Provided information:
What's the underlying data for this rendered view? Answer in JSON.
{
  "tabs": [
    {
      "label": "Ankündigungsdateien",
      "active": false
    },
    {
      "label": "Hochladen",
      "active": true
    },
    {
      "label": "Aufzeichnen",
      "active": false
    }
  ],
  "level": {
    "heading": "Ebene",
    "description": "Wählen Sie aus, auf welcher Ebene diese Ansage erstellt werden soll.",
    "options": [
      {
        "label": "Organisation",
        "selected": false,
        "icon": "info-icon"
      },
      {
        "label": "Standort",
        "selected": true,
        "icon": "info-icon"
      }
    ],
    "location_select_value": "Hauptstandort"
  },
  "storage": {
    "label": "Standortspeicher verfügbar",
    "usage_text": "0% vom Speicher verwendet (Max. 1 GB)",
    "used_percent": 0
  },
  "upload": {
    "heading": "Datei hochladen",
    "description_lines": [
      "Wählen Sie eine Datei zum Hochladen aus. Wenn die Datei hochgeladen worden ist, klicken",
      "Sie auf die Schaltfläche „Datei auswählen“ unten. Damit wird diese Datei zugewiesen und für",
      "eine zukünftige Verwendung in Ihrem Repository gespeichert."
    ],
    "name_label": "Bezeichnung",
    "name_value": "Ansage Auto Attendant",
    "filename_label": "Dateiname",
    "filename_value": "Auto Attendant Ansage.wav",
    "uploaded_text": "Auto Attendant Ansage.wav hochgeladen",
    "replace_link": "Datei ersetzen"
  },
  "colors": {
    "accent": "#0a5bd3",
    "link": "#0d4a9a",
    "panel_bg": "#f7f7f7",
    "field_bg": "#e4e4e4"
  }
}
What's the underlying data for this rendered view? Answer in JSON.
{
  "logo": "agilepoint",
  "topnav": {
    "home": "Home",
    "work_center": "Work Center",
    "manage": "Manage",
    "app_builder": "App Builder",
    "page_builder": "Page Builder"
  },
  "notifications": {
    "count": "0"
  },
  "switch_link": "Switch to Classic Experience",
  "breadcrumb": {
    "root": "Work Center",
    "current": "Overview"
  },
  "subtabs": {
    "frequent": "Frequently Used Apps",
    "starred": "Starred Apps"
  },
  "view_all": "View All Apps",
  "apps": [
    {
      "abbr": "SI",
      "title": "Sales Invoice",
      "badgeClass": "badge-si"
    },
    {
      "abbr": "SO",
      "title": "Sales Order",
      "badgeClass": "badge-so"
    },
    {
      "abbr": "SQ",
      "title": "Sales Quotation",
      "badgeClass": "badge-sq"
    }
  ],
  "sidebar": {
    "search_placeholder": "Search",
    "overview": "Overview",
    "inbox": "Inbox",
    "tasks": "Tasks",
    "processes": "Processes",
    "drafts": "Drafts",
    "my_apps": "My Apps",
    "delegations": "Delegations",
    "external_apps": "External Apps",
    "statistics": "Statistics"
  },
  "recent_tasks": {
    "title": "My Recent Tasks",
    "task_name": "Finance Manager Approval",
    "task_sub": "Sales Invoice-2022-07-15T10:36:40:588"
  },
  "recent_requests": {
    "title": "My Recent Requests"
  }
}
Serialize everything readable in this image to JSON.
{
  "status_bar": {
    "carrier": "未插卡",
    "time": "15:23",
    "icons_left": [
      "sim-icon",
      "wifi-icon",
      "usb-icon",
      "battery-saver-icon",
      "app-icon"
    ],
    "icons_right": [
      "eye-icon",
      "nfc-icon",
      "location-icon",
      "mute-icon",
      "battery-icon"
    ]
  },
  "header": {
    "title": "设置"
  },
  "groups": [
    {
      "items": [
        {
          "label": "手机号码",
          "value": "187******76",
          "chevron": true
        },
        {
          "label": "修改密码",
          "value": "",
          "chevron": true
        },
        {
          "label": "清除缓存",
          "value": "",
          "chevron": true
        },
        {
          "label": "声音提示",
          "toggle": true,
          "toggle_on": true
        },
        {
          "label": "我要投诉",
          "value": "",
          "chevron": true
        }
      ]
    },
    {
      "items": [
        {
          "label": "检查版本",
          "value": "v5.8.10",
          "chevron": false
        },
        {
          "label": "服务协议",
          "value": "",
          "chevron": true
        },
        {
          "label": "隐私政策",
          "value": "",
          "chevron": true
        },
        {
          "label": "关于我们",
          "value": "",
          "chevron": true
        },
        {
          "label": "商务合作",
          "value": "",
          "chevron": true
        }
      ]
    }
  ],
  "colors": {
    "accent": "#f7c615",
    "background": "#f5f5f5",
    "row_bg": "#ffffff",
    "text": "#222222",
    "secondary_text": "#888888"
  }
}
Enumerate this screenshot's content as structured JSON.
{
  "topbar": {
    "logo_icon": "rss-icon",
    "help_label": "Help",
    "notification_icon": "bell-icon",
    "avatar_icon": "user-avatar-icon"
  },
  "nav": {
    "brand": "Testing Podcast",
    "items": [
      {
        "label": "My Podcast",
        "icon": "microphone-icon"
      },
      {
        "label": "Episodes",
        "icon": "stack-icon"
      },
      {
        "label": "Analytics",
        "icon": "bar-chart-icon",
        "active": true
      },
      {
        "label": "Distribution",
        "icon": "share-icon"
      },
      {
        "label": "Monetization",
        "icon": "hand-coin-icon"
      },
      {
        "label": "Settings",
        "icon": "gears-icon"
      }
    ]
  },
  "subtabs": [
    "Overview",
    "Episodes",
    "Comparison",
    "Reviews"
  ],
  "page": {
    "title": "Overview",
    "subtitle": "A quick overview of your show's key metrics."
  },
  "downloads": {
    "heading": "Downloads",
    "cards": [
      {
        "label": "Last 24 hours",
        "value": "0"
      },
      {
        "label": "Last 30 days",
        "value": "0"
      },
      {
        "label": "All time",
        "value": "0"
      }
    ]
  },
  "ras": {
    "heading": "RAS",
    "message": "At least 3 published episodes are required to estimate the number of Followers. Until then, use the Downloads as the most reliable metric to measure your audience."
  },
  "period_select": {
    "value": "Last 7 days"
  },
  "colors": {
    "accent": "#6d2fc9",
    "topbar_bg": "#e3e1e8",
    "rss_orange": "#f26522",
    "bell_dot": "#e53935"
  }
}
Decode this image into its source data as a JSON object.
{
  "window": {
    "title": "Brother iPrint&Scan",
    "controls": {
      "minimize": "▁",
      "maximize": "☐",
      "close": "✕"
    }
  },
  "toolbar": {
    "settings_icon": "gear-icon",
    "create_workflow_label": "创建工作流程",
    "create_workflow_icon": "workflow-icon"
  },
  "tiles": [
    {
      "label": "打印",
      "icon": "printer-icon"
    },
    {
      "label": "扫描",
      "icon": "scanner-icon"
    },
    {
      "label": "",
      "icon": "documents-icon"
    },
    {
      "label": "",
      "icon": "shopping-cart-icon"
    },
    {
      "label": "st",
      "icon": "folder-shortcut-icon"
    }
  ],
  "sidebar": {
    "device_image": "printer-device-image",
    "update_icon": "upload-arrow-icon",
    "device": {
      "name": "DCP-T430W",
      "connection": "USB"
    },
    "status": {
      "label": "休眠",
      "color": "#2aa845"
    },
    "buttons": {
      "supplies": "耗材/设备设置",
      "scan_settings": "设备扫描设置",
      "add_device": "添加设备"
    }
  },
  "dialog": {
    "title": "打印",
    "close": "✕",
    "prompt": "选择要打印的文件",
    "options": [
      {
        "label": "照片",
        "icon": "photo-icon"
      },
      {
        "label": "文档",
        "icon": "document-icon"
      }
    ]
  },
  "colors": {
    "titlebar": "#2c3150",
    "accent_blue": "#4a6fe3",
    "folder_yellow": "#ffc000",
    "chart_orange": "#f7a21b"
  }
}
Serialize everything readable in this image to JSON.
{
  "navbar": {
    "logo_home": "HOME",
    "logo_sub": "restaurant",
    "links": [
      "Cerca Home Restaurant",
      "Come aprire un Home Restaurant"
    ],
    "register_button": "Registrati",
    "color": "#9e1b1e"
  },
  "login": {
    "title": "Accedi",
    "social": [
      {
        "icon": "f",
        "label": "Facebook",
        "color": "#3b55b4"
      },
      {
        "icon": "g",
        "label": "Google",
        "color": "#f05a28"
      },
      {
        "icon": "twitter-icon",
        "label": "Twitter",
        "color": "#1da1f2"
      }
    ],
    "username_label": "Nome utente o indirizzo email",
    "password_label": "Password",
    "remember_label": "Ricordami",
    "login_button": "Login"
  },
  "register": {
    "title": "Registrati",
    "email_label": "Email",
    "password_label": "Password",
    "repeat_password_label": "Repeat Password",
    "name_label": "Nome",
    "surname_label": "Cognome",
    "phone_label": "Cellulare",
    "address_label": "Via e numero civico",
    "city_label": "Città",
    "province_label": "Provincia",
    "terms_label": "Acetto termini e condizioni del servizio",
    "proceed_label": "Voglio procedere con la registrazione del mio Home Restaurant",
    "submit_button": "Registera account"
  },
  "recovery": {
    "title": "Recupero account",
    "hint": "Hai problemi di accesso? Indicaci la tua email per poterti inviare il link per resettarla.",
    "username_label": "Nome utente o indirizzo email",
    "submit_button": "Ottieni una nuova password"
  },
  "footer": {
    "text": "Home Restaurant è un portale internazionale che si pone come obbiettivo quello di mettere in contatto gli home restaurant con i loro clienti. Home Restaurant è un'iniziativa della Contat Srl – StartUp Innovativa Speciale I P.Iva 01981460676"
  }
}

Given exercise: Your task is to gather all lines from the entries above that hold the word "badge".

Exercise result:
      "badgeClass": "badge-si"
      "badgeClass": "badge-so"
      "badgeClass": "badge-sq"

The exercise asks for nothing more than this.